TASK DIRECTIONS
Filter this material down to the lines that hold "server", copying each one.

* Start DATA PROVIDED *

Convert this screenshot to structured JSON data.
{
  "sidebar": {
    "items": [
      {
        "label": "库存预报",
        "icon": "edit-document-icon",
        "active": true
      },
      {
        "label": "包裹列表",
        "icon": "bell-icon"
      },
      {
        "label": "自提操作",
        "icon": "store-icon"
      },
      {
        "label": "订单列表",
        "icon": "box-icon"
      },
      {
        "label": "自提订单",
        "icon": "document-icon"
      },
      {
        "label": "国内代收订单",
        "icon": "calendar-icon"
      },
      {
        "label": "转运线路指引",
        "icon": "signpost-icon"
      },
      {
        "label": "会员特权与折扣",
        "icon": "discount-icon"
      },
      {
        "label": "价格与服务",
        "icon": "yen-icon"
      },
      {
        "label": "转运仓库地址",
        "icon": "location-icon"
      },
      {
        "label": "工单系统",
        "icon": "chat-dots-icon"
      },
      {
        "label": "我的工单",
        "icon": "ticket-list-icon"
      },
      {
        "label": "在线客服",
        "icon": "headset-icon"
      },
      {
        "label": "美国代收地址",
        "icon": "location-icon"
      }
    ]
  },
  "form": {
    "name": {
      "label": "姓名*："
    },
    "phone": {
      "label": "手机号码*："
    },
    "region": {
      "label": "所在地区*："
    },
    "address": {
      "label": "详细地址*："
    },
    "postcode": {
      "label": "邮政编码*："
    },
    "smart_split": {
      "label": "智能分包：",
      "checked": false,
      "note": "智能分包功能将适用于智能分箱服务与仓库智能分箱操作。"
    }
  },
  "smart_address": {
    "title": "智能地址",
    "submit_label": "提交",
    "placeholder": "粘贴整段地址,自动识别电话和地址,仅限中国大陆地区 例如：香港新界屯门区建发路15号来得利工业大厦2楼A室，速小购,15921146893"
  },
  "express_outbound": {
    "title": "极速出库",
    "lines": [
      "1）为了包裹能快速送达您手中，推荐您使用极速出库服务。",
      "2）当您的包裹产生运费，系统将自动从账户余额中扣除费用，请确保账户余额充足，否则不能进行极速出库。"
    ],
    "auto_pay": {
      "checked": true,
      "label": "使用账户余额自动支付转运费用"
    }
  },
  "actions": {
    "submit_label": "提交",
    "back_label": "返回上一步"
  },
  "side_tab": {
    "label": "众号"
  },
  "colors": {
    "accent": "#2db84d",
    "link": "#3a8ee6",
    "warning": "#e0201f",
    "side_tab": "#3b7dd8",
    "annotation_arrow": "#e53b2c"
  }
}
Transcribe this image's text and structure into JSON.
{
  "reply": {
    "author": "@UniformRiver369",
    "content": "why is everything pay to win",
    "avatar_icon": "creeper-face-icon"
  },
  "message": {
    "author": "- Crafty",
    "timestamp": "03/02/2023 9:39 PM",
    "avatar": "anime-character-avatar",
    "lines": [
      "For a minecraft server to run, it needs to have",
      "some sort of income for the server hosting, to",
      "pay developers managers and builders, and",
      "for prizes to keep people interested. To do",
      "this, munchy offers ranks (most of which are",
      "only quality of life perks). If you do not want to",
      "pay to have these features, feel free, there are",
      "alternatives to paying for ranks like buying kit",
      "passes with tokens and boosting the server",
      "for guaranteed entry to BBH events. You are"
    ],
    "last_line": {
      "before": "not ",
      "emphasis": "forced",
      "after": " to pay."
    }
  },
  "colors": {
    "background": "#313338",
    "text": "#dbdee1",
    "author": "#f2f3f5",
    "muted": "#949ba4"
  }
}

* End DATA PROVIDED *

EXERCISE OUTPUT
      "For a minecraft server to run, it needs to have",
      "some sort of income for the server hosting, to",
      "passes with tokens and boosting the server",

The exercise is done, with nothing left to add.